Exercise materials
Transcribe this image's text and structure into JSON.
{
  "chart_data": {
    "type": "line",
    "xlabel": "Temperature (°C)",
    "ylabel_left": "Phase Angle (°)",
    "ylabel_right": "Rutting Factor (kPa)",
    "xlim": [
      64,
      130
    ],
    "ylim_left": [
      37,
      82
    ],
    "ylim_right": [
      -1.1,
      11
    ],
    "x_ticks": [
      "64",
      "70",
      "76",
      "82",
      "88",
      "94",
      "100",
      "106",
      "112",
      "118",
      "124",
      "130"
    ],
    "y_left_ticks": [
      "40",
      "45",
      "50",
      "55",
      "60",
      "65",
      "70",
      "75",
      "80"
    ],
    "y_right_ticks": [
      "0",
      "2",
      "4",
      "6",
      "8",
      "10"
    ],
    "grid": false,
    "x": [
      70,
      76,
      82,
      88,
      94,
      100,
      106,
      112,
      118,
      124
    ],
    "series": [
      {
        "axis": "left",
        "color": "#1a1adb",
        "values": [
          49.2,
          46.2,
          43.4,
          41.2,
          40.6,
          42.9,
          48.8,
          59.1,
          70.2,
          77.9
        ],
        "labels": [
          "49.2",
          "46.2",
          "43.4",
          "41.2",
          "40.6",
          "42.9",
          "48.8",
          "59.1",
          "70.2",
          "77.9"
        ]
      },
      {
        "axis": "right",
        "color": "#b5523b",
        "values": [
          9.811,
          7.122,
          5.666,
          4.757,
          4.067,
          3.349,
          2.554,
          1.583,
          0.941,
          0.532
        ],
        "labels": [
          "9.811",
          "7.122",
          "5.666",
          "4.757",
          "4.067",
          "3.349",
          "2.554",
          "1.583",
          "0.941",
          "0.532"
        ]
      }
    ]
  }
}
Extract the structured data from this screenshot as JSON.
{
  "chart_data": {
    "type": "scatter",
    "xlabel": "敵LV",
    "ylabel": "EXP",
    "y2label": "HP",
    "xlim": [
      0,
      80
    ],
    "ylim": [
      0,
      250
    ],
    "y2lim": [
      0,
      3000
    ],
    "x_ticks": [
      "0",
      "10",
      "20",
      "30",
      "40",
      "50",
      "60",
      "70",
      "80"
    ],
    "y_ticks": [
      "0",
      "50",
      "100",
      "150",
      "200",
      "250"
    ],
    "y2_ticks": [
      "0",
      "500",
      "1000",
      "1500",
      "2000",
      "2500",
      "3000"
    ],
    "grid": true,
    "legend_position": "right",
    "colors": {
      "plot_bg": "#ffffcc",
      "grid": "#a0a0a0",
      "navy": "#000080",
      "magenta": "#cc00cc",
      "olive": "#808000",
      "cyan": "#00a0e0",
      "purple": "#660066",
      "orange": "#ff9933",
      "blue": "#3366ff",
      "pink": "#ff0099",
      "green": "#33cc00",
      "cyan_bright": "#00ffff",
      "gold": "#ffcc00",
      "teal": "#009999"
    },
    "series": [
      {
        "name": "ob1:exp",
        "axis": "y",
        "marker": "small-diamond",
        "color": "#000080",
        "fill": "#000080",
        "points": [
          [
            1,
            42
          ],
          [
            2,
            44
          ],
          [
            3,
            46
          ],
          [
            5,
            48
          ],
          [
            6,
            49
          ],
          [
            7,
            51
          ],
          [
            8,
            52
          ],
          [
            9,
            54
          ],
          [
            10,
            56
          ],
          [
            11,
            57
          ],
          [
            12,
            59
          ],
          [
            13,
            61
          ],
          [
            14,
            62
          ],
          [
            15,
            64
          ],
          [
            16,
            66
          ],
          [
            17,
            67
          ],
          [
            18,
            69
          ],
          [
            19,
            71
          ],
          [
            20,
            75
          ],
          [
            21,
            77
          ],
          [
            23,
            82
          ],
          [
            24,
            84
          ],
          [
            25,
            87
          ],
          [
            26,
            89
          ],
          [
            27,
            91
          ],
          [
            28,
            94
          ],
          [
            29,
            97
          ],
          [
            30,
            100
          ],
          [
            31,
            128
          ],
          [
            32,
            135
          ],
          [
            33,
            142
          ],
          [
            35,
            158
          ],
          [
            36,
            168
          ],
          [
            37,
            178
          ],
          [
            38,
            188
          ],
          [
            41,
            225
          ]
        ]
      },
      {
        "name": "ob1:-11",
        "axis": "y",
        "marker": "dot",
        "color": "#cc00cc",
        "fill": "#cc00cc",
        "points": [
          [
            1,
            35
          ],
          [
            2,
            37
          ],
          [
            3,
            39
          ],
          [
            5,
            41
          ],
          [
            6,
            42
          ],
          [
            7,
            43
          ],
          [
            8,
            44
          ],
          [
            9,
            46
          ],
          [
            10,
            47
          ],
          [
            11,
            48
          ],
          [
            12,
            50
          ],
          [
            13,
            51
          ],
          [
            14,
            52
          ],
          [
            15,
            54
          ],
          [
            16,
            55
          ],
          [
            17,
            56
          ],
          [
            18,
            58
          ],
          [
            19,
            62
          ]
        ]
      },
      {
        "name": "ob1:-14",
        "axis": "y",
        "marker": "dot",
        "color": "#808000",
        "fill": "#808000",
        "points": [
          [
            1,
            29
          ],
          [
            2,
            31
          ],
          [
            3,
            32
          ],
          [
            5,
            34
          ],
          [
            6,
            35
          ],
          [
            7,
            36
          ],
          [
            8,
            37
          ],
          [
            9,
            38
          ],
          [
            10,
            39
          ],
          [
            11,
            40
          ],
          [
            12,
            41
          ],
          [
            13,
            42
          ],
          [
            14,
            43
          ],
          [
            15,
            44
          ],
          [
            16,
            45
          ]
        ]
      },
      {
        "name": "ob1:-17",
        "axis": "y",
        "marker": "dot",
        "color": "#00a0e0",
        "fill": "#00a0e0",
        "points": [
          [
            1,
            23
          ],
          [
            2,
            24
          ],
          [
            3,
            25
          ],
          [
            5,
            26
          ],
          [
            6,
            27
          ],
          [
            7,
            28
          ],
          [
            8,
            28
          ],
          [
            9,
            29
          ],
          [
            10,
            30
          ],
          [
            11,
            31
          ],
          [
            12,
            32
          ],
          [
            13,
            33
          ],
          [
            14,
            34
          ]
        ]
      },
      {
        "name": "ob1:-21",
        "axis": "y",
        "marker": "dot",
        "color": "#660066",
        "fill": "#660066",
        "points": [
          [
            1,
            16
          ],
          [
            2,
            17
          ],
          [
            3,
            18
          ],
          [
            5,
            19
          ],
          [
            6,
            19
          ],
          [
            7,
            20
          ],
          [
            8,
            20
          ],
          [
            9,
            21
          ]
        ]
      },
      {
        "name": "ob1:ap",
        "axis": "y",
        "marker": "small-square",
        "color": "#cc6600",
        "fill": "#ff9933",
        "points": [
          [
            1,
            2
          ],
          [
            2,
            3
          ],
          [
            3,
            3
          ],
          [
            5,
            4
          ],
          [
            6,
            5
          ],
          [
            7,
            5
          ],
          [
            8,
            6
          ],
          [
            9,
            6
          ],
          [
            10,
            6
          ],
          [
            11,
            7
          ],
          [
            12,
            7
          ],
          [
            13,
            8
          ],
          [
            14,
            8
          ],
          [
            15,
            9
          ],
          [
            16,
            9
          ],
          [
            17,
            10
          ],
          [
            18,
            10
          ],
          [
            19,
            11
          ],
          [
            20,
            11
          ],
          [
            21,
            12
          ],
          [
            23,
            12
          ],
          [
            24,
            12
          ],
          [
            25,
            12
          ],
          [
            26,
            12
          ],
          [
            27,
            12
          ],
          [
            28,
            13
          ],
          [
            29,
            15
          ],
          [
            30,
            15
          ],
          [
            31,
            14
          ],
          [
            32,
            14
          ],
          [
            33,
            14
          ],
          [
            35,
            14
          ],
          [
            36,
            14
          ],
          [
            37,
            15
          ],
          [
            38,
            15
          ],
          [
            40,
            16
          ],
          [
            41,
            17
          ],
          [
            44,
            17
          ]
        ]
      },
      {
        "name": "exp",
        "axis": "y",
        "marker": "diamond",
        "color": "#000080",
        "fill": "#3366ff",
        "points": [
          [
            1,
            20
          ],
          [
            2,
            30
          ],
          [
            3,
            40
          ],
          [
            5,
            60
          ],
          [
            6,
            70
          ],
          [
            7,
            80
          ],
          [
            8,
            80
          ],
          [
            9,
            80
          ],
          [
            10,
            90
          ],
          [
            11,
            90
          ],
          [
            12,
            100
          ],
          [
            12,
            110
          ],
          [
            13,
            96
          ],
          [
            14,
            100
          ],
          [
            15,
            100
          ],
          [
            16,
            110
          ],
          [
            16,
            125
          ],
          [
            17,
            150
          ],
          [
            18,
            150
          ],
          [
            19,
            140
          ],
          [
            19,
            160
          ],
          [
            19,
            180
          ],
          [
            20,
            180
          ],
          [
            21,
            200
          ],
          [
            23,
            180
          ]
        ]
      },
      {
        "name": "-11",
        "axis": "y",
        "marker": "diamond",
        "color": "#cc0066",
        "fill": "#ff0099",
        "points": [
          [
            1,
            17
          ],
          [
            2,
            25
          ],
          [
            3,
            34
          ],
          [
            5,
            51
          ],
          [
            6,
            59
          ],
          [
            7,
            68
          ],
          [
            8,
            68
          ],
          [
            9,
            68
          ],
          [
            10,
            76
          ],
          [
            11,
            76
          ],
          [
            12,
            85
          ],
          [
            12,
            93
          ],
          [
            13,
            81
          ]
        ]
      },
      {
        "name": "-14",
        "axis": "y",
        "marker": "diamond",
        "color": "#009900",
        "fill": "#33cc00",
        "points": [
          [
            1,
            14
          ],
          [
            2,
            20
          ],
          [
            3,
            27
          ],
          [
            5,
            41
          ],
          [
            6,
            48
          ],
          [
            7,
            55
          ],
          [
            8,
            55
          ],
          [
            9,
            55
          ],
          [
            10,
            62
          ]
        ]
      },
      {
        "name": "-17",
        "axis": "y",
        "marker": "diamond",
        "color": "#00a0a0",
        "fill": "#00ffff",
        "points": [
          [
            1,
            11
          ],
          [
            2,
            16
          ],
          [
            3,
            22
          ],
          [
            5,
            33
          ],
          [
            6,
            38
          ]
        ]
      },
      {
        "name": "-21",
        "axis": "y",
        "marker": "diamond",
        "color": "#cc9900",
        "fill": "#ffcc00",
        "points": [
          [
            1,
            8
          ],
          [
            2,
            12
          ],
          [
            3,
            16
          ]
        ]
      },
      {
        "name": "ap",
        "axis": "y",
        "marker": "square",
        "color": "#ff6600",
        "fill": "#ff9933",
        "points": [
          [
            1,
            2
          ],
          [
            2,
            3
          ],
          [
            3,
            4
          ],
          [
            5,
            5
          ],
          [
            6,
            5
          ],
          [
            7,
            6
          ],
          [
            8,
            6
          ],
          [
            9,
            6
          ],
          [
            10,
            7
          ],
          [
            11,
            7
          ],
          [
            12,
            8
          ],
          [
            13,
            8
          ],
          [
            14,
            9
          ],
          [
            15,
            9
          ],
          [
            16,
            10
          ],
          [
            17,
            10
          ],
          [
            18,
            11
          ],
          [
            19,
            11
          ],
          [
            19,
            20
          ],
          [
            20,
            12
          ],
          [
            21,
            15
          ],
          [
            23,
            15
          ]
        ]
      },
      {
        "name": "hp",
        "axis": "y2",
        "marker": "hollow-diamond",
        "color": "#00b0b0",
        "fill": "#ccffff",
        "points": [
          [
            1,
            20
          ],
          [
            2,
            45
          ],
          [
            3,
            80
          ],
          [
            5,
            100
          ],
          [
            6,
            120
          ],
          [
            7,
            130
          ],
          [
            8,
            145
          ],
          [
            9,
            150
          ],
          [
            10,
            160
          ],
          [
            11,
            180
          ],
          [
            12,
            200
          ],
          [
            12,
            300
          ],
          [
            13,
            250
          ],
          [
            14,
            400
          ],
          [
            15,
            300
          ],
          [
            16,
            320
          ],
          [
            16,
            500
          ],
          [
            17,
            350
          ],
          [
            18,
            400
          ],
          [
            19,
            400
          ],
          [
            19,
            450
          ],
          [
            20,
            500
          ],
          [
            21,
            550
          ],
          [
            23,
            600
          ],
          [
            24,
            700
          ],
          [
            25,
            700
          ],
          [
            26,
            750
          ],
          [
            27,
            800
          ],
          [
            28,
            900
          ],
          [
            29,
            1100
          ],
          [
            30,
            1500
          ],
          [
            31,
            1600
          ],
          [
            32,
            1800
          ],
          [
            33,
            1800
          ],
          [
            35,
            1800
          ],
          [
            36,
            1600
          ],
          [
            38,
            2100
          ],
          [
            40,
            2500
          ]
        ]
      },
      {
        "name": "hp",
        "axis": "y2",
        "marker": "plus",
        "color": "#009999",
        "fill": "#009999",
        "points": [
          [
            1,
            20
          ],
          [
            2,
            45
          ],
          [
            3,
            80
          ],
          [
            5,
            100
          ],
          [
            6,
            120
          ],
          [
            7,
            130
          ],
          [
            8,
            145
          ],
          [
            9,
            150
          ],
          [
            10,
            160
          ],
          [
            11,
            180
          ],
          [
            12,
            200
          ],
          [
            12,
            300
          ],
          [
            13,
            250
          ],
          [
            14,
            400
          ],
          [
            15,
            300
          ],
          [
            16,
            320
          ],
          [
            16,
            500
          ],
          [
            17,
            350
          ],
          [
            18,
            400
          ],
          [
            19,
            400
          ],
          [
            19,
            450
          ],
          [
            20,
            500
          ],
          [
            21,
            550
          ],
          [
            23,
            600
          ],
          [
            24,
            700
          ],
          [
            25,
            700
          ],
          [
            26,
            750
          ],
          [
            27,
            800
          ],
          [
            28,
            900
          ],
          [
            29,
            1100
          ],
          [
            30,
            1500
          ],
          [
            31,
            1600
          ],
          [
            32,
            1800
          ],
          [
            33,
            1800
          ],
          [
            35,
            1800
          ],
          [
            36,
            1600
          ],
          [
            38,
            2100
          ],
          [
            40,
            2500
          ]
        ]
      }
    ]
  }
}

Challenge
Give the number of lines in the records above that contain the word "JSON". Reply with that number alone.

Solution to this task
2